## Task prompt:
Reproduce the records word for word, from their first line through the line that contains "legend: run5 linear xyxy=(604,267,713,319)", with both of those lines included.

## Provided information:
--- BEGIN ---
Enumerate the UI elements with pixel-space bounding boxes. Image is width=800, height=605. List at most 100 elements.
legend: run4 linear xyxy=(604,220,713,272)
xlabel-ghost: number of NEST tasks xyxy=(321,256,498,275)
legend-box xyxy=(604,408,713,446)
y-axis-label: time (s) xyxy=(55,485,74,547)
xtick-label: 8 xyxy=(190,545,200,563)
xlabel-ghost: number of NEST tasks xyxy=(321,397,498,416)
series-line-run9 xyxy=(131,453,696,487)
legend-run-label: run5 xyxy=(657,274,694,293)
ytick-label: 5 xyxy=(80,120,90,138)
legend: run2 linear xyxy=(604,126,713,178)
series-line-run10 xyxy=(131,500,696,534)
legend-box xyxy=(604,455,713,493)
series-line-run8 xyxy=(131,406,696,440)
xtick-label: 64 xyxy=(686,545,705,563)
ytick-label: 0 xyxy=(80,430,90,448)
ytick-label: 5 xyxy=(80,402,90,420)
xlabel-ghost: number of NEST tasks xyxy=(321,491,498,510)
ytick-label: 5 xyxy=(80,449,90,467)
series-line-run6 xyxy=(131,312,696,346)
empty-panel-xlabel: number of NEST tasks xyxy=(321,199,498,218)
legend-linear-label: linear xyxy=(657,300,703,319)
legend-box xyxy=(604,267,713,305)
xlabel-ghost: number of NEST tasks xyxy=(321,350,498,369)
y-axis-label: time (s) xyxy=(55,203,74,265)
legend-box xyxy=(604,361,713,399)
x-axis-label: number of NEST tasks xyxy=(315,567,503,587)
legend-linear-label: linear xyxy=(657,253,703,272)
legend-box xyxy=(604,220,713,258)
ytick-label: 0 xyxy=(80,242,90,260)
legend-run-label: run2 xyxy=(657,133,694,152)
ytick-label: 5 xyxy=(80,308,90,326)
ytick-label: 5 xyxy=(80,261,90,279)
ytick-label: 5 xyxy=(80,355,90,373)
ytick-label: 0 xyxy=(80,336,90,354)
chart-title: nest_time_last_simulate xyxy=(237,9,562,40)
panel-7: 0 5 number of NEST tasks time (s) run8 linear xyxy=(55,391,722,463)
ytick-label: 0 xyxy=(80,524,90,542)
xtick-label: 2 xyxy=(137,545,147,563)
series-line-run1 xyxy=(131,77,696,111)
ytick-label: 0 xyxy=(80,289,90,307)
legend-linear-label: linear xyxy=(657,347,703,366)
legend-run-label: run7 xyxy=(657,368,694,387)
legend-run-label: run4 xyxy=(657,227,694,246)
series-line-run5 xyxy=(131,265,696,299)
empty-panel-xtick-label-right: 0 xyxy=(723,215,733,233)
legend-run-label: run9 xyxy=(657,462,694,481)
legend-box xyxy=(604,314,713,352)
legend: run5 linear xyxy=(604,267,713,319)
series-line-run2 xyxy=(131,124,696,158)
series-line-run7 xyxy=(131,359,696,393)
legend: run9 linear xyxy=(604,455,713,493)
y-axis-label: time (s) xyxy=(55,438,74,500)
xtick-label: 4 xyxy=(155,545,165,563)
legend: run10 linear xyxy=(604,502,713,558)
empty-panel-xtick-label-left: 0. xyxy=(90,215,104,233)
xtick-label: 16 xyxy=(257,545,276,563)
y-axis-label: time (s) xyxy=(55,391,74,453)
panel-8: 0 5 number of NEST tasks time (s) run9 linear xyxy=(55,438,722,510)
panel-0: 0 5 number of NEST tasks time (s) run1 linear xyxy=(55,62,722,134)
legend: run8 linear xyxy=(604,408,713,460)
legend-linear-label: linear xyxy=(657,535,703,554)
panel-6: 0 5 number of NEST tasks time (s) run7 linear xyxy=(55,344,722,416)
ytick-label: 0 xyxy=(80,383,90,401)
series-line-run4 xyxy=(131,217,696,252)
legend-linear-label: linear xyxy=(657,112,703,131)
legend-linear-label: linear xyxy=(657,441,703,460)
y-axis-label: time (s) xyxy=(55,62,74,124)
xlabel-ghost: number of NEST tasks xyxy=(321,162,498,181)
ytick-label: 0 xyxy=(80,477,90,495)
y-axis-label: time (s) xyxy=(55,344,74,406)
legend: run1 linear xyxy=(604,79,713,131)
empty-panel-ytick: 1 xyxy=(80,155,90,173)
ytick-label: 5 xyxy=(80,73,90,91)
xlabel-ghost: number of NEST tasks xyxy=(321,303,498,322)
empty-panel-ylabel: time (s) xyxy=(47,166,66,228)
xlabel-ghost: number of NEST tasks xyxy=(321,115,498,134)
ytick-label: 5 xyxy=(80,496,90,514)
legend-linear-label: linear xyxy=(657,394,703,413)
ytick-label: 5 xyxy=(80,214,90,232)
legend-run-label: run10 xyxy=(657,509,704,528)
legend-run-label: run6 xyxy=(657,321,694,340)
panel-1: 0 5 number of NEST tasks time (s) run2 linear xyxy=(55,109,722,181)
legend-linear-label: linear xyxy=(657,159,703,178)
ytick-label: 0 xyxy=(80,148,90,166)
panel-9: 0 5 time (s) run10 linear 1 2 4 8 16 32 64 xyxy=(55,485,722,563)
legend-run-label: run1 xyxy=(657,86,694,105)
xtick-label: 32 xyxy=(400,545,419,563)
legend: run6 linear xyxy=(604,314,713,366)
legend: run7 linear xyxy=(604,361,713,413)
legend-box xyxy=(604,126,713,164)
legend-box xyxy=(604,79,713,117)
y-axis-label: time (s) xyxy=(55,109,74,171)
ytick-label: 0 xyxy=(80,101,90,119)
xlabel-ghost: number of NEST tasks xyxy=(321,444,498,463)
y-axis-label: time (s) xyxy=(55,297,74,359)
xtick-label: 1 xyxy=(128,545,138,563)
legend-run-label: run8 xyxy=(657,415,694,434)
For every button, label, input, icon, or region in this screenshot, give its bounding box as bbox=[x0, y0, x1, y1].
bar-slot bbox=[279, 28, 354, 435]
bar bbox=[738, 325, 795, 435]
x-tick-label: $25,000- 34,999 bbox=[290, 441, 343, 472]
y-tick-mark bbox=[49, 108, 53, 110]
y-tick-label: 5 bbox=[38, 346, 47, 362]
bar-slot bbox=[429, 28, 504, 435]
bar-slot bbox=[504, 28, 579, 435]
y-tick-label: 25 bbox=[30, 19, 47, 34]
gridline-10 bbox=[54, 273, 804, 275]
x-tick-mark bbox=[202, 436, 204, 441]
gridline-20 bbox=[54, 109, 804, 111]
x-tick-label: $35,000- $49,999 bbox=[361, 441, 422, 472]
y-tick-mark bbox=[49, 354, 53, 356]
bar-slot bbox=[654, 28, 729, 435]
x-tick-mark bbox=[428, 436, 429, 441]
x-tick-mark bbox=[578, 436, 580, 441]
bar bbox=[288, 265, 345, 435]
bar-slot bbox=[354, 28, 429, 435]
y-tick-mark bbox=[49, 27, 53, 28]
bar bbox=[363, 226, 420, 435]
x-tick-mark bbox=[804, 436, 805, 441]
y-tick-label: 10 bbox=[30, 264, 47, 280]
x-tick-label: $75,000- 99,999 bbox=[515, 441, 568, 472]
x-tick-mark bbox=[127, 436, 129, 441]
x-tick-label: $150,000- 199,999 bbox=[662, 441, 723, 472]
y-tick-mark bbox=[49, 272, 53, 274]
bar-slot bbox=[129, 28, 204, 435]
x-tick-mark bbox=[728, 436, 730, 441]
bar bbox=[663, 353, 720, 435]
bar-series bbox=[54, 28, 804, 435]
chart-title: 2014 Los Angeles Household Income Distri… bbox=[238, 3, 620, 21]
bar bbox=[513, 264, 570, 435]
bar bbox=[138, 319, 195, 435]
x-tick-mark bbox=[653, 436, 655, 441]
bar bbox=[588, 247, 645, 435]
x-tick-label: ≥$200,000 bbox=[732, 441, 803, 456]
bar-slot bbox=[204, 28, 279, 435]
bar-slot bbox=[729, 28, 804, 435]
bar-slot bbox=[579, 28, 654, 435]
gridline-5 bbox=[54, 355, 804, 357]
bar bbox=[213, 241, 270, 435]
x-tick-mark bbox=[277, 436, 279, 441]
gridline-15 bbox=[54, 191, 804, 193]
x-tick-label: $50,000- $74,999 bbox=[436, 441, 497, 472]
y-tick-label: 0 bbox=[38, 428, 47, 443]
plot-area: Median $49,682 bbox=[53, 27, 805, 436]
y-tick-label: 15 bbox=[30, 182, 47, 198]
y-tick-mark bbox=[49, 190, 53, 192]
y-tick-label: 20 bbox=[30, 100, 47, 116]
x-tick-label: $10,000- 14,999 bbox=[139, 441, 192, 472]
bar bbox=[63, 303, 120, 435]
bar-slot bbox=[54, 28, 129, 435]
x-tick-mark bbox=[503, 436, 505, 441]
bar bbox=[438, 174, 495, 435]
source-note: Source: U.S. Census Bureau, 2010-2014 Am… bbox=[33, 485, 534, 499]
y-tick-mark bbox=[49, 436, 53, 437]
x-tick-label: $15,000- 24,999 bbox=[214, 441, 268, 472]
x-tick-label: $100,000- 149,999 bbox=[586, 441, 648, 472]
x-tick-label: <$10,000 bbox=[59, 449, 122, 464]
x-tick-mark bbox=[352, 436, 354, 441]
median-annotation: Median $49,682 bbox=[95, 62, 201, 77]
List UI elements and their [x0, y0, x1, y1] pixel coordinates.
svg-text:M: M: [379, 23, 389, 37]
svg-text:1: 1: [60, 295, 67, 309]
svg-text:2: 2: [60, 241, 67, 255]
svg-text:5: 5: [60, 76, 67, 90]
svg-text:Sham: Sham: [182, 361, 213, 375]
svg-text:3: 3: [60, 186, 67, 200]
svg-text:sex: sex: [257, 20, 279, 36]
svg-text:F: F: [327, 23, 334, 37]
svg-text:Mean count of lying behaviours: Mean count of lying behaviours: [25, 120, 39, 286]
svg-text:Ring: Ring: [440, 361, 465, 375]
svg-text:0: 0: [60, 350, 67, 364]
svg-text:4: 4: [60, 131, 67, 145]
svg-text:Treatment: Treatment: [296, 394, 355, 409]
--- END ---
## Task answer:
Enumerate the UI elements with pixel-space bounding boxes. Image is width=800, height=605. List at most 100 elements.
legend: run4 linear xyxy=(604,220,713,272)
xlabel-ghost: number of NEST tasks xyxy=(321,256,498,275)
legend-box xyxy=(604,408,713,446)
y-axis-label: time (s) xyxy=(55,485,74,547)
xtick-label: 8 xyxy=(190,545,200,563)
xlabel-ghost: number of NEST tasks xyxy=(321,397,498,416)
series-line-run9 xyxy=(131,453,696,487)
legend-run-label: run5 xyxy=(657,274,694,293)
ytick-label: 5 xyxy=(80,120,90,138)
legend: run2 linear xyxy=(604,126,713,178)
series-line-run10 xyxy=(131,500,696,534)
legend-box xyxy=(604,455,713,493)
series-line-run8 xyxy=(131,406,696,440)
xtick-label: 64 xyxy=(686,545,705,563)
ytick-label: 0 xyxy=(80,430,90,448)
ytick-label: 5 xyxy=(80,402,90,420)
xlabel-ghost: number of NEST tasks xyxy=(321,491,498,510)
ytick-label: 5 xyxy=(80,449,90,467)
series-line-run6 xyxy=(131,312,696,346)
empty-panel-xlabel: number of NEST tasks xyxy=(321,199,498,218)
legend-linear-label: linear xyxy=(657,300,703,319)
legend-box xyxy=(604,267,713,305)
xlabel-ghost: number of NEST tasks xyxy=(321,350,498,369)
y-axis-label: time (s) xyxy=(55,203,74,265)
legend-box xyxy=(604,361,713,399)
x-axis-label: number of NEST tasks xyxy=(315,567,503,587)
legend-linear-label: linear xyxy=(657,253,703,272)
legend-box xyxy=(604,220,713,258)
ytick-label: 0 xyxy=(80,242,90,260)
legend-run-label: run2 xyxy=(657,133,694,152)
ytick-label: 5 xyxy=(80,308,90,326)
ytick-label: 5 xyxy=(80,261,90,279)
ytick-label: 5 xyxy=(80,355,90,373)
ytick-label: 0 xyxy=(80,336,90,354)
chart-title: nest_time_last_simulate xyxy=(237,9,562,40)
panel-7: 0 5 number of NEST tasks time (s) run8 linear xyxy=(55,391,722,463)
ytick-label: 0 xyxy=(80,524,90,542)
xtick-label: 2 xyxy=(137,545,147,563)
series-line-run1 xyxy=(131,77,696,111)
ytick-label: 0 xyxy=(80,289,90,307)
legend-linear-label: linear xyxy=(657,347,703,366)
legend-run-label: run7 xyxy=(657,368,694,387)
legend-run-label: run4 xyxy=(657,227,694,246)
series-line-run5 xyxy=(131,265,696,299)
empty-panel-xtick-label-right: 0 xyxy=(723,215,733,233)
legend-run-label: run9 xyxy=(657,462,694,481)
legend-box xyxy=(604,314,713,352)
legend: run5 linear xyxy=(604,267,713,319)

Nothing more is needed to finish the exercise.